▸ What the task requires: Answer with one number: the count of lines in this material that hold the word "JSON".

(Chart and figure data)

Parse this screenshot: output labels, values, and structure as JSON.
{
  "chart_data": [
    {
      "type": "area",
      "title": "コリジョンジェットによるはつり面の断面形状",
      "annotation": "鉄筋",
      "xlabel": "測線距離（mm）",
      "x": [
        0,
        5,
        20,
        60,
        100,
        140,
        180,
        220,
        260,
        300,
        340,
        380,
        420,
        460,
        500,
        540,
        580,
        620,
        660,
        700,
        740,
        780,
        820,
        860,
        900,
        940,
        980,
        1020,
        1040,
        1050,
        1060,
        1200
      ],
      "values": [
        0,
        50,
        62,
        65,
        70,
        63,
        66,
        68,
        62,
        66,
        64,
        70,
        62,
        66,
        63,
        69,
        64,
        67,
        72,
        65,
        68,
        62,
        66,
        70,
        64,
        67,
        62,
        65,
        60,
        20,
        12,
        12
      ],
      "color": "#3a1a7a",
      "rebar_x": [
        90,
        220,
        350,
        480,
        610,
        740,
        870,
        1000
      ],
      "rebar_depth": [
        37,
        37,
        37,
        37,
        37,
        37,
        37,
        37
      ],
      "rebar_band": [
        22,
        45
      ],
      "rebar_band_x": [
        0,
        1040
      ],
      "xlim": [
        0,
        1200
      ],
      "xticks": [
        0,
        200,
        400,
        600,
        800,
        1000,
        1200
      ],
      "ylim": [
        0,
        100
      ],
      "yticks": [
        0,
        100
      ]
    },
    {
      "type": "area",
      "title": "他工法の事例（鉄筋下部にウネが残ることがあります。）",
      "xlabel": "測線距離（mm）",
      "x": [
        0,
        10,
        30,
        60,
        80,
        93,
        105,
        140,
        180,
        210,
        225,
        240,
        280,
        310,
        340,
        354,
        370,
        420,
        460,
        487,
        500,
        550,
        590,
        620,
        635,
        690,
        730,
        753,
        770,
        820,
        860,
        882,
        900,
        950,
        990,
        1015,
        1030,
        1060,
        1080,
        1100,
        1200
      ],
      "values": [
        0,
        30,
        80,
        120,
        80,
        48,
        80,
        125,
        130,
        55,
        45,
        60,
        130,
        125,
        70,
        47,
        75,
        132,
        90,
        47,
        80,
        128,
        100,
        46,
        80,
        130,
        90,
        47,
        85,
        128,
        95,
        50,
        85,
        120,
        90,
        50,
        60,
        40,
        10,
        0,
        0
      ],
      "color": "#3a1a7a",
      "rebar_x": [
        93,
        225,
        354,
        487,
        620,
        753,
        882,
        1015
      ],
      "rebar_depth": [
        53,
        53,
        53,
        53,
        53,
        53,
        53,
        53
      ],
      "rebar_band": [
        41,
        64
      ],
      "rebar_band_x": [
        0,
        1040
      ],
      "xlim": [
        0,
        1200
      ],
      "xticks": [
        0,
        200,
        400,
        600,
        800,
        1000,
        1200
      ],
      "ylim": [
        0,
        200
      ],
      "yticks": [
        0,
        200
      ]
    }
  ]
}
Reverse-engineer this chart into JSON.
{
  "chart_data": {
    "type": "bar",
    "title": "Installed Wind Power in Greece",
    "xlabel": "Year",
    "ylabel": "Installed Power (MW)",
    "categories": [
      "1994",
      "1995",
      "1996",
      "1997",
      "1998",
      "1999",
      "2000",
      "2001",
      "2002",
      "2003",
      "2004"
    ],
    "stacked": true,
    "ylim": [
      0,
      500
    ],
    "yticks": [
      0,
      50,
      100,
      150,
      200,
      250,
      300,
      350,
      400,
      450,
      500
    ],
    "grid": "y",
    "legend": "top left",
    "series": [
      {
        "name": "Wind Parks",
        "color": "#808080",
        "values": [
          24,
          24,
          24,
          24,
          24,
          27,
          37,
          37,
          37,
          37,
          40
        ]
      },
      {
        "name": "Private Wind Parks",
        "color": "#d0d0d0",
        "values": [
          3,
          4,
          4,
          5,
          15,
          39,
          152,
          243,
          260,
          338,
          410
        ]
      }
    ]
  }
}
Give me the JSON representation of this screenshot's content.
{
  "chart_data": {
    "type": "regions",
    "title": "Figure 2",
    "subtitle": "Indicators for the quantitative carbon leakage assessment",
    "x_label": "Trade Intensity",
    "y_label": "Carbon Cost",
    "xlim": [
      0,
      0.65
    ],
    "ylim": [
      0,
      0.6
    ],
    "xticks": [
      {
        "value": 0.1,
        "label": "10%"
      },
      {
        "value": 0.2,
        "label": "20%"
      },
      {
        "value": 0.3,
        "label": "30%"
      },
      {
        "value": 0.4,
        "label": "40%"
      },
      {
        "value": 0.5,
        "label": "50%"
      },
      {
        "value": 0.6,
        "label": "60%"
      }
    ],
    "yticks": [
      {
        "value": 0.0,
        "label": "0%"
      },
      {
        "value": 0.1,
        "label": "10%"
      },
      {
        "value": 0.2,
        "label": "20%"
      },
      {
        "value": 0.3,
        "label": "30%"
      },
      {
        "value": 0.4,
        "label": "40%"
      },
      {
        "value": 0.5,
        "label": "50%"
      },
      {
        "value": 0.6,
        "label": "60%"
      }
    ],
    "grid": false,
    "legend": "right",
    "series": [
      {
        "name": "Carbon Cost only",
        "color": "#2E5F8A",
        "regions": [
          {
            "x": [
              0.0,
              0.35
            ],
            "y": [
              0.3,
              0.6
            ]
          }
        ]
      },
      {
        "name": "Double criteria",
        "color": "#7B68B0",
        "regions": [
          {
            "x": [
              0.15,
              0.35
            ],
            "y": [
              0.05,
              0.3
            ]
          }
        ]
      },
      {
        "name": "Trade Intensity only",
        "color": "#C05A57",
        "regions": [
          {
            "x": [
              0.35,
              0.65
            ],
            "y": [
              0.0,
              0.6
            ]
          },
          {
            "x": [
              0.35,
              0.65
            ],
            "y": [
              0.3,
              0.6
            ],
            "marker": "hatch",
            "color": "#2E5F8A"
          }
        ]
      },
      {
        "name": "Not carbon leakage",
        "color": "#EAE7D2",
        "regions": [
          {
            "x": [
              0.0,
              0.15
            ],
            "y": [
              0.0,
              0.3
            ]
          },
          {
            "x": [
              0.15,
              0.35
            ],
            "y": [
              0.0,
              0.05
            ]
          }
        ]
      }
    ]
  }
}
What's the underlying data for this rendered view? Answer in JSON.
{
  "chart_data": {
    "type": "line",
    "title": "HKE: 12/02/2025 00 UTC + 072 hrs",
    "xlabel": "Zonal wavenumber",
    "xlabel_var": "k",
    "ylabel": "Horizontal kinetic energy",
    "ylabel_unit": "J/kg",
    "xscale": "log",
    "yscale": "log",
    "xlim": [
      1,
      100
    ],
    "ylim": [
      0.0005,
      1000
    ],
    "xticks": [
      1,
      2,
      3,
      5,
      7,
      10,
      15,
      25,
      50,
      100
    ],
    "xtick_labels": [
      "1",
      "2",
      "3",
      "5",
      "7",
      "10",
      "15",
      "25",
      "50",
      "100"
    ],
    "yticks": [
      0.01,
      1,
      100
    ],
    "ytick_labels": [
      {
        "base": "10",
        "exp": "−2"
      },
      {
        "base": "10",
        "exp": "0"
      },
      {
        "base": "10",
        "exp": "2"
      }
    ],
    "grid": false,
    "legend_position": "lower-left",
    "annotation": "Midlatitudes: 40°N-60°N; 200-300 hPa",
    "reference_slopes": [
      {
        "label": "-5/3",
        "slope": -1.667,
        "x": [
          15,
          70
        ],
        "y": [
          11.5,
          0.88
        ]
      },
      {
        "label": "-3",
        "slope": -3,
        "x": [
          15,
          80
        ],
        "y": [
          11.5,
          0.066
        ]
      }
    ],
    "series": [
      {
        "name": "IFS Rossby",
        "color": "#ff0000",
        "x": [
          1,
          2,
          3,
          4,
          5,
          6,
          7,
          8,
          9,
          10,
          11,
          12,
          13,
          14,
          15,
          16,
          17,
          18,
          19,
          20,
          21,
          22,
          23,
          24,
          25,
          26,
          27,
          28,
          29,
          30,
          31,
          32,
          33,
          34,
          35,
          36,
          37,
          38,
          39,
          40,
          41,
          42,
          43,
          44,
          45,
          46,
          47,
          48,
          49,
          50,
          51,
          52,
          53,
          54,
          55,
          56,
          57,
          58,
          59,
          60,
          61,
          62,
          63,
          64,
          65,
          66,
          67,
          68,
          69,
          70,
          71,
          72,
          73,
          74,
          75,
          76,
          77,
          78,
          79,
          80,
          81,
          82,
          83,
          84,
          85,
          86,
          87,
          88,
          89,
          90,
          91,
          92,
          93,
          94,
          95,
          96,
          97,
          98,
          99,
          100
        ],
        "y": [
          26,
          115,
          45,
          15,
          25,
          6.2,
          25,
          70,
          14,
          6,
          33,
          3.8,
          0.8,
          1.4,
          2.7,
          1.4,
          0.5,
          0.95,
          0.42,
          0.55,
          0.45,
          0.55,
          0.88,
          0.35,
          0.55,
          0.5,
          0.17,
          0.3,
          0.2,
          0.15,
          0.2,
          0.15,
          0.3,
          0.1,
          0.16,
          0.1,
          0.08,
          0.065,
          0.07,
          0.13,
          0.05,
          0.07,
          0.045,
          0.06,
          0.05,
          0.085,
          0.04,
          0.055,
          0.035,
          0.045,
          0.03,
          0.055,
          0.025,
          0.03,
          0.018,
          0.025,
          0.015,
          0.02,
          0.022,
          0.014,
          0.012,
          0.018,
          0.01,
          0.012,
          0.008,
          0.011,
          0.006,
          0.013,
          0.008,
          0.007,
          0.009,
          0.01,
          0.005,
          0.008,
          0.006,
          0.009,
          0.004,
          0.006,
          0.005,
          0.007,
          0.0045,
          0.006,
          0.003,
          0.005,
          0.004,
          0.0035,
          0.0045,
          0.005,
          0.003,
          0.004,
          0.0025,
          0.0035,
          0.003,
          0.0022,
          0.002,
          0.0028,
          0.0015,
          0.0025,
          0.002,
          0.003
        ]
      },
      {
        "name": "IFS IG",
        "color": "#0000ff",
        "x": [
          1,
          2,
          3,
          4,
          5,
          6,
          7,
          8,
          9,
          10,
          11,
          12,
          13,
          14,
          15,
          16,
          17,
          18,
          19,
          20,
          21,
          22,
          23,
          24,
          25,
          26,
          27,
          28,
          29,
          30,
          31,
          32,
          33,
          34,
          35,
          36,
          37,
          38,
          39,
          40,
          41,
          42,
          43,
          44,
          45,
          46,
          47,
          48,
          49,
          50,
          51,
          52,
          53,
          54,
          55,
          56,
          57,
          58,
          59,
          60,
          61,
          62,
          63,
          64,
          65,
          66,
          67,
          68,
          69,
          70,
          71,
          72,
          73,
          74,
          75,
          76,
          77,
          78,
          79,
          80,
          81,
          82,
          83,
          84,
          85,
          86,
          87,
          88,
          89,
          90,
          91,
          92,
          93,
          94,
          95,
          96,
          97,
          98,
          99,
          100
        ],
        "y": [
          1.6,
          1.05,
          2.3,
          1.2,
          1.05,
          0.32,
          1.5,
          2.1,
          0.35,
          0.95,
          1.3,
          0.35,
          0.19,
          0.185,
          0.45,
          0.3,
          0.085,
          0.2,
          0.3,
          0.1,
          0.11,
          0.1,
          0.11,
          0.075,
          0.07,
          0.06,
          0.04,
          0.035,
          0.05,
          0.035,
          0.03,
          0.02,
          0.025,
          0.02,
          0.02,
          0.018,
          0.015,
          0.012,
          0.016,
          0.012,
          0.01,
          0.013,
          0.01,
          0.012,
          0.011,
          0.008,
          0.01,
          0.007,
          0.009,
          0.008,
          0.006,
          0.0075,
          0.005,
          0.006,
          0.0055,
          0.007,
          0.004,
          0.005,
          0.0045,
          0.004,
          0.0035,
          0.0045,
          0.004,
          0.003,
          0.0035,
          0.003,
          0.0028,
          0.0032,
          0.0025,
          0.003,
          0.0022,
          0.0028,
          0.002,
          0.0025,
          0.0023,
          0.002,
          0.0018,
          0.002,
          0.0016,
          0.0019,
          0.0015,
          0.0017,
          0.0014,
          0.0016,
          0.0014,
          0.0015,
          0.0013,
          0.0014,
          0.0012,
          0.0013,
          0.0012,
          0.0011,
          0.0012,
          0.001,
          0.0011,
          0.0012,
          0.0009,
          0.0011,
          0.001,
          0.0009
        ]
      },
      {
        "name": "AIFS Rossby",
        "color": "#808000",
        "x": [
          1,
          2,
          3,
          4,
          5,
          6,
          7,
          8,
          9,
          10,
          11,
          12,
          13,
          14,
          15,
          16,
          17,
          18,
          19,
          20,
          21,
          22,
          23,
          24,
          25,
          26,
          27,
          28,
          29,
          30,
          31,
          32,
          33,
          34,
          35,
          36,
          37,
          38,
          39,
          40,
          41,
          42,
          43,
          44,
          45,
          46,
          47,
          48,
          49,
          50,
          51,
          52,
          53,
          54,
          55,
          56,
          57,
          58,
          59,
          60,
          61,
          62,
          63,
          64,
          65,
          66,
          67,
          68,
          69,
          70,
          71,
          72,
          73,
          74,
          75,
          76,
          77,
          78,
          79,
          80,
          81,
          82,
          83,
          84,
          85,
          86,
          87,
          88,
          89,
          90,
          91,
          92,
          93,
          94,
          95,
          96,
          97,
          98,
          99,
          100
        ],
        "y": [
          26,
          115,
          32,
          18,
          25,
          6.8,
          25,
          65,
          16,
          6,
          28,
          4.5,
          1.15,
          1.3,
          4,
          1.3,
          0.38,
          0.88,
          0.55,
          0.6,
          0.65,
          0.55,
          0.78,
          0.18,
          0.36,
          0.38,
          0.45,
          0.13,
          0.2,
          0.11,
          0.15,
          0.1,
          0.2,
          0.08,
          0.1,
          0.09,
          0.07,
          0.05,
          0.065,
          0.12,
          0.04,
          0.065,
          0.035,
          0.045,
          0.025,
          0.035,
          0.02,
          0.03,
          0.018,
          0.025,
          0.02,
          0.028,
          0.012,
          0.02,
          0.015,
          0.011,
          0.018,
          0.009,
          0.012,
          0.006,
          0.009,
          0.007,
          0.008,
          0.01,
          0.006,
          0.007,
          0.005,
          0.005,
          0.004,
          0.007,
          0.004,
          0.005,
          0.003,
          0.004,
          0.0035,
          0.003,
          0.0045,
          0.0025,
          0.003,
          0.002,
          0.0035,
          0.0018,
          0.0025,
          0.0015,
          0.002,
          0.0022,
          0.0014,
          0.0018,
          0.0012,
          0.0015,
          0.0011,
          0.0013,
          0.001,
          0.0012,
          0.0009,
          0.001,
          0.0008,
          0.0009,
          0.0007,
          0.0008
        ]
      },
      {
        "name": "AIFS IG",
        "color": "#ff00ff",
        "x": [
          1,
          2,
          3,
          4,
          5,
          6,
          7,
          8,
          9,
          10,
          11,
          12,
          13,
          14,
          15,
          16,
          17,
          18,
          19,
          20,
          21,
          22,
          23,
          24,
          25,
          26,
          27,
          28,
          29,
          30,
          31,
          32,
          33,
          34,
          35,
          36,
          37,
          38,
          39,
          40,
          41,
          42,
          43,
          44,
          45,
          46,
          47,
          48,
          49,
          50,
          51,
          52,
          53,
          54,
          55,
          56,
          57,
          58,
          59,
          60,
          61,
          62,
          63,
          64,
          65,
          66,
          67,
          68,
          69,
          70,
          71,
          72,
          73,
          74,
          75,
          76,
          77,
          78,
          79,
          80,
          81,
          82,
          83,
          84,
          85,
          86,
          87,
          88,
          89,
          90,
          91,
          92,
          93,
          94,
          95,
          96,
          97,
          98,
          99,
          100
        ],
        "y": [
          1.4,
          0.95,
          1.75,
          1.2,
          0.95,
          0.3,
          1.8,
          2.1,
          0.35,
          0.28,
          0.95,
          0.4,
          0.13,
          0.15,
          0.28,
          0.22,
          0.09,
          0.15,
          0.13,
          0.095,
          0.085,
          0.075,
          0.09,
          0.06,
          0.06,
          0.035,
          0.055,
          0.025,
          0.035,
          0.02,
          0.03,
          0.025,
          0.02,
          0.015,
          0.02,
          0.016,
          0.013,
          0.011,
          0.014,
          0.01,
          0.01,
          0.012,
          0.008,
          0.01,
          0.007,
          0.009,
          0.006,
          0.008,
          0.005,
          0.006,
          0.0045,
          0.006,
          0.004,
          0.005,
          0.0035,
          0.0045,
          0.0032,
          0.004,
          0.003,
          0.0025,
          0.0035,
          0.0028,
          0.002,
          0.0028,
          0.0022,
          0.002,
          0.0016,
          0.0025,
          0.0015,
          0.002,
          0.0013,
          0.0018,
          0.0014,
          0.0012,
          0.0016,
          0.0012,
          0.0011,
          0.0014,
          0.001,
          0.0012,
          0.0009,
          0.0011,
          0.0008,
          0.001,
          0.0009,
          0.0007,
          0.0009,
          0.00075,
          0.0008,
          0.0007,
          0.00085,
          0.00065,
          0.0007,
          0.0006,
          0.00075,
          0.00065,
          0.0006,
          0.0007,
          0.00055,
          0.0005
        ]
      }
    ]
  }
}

▸ Full output: 4